◆ **Aim**
Take every line where the string "Farm" appears and copy it.

◆ **Extracted records**
☆ ☆ ☆

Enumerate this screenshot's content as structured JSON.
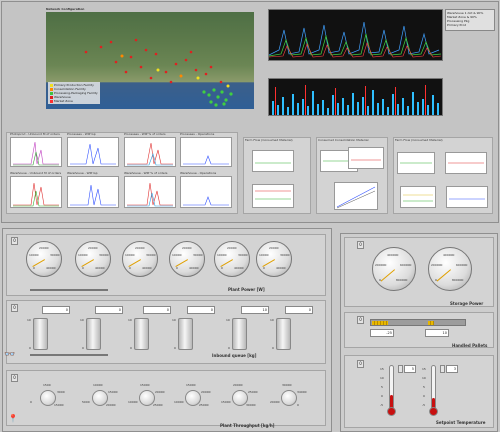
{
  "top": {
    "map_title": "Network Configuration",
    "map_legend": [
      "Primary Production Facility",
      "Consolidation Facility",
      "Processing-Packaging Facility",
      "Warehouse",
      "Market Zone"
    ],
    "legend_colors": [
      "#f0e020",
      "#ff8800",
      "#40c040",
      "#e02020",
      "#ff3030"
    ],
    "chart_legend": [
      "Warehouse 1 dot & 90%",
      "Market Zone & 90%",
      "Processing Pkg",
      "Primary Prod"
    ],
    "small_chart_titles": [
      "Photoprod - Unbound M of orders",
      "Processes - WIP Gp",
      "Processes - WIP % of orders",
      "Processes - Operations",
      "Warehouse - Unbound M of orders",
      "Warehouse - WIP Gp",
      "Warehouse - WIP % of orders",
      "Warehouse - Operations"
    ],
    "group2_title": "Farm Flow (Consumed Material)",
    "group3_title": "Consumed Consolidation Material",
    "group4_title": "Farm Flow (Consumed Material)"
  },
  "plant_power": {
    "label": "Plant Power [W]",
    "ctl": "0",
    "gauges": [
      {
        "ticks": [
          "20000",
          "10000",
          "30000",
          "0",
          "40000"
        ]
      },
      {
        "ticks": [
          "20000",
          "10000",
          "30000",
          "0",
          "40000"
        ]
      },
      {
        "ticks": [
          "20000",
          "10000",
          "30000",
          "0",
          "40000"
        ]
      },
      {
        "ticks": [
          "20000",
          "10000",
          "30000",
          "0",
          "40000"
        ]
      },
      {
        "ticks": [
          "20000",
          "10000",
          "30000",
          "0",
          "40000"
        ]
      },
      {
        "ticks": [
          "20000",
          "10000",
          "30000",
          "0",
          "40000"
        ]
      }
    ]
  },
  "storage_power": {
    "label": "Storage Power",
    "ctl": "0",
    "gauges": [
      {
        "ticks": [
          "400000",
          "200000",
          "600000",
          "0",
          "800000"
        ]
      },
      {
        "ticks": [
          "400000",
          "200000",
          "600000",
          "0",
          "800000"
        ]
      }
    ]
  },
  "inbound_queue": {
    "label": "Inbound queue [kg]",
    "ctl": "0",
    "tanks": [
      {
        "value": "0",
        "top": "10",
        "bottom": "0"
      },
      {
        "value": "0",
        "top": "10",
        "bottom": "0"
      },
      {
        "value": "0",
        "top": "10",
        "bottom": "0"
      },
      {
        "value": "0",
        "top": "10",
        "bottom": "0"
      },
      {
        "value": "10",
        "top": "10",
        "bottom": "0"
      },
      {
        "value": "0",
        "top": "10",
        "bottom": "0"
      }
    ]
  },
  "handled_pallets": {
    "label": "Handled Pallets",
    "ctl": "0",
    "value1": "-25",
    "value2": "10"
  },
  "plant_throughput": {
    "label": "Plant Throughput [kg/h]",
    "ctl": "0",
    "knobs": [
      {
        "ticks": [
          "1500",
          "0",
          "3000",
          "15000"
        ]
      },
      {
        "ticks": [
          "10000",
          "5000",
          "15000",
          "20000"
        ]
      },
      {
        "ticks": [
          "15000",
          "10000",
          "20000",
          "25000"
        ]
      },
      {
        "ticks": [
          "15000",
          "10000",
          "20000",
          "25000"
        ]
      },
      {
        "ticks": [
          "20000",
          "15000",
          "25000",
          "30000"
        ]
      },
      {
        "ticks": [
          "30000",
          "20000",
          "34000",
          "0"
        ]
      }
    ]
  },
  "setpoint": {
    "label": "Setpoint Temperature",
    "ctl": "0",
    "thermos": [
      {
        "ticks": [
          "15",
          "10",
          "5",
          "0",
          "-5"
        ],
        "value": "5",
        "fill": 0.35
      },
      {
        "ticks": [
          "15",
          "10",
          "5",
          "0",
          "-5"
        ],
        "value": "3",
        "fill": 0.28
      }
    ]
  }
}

☆ ☆ ☆

◆ **Answer below**
    "group2_title": "Farm Flow (Consumed Material)",
    "group4_title": "Farm Flow (Consumed Material)"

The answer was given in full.